- **Task prompt**
Every line below is to be copied exactly, with the pictures left out.

**********

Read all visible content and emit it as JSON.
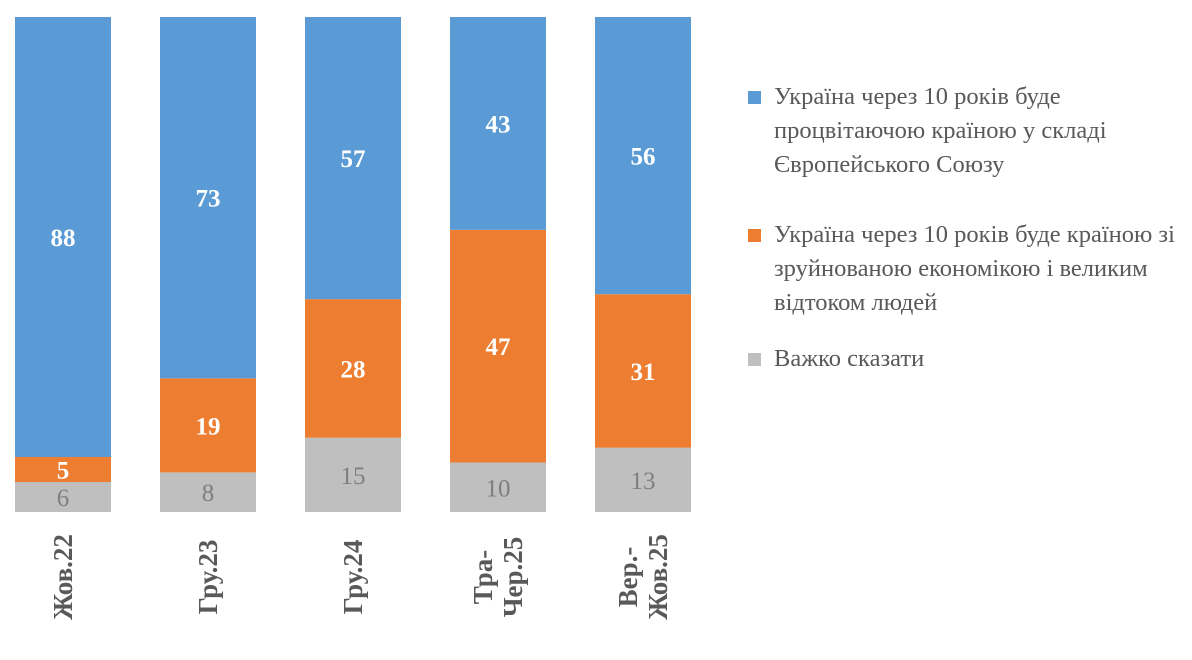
{
  "chart_data": {
    "type": "bar",
    "stacked": true,
    "categories": [
      "Жов.22",
      "Гру.23",
      "Гру.24",
      "Тра-\nЧер.25",
      "Вер.-\nЖов.25"
    ],
    "series": [
      {
        "name": "Україна через 10 років буде процвітаючою країною у складі Європейського Союзу",
        "values": [
          88,
          73,
          57,
          43,
          56
        ],
        "color": "#5B9BD5",
        "label_color": "#ffffff"
      },
      {
        "name": "Україна через 10 років буде країною зі зруйнованою економікою і великим відтоком людей",
        "values": [
          5,
          19,
          28,
          47,
          31
        ],
        "color": "#ED7D31",
        "label_color": "#ffffff"
      },
      {
        "name": "Важко сказати",
        "values": [
          6,
          8,
          15,
          10,
          13
        ],
        "color": "#BFBFBF",
        "label_color": "#7F7F7F"
      }
    ],
    "legend_position": "right",
    "grid": false,
    "ylim": [
      0,
      100
    ]
  }
}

**********

- **Task response**
Read all visible content and emit it as JSON.
{
  "chart_data": {
    "type": "bar",
    "stacked": true,
    "categories": [
      "Жов.22",
      "Гру.23",
      "Гру.24",
      "Тра-\nЧер.25",
      "Вер.-\nЖов.25"
    ],
    "series": [
      {
        "name": "Україна через 10 років буде процвітаючою країною у складі Європейського Союзу",
        "values": [
          88,
          73,
          57,
          43,
          56
        ],
        "color": "#5B9BD5",
        "label_color": "#ffffff"
      },
      {
        "name": "Україна через 10 років буде країною зі зруйнованою економікою і великим відтоком людей",
        "values": [
          5,
          19,
          28,
          47,
          31
        ],
        "color": "#ED7D31",
        "label_color": "#ffffff"
      },
      {
        "name": "Важко сказати",
        "values": [
          6,
          8,
          15,
          10,
          13
        ],
        "color": "#BFBFBF",
        "label_color": "#7F7F7F"
      }
    ],
    "legend_position": "right",
    "grid": false,
    "ylim": [
      0,
      100
    ]
  }
}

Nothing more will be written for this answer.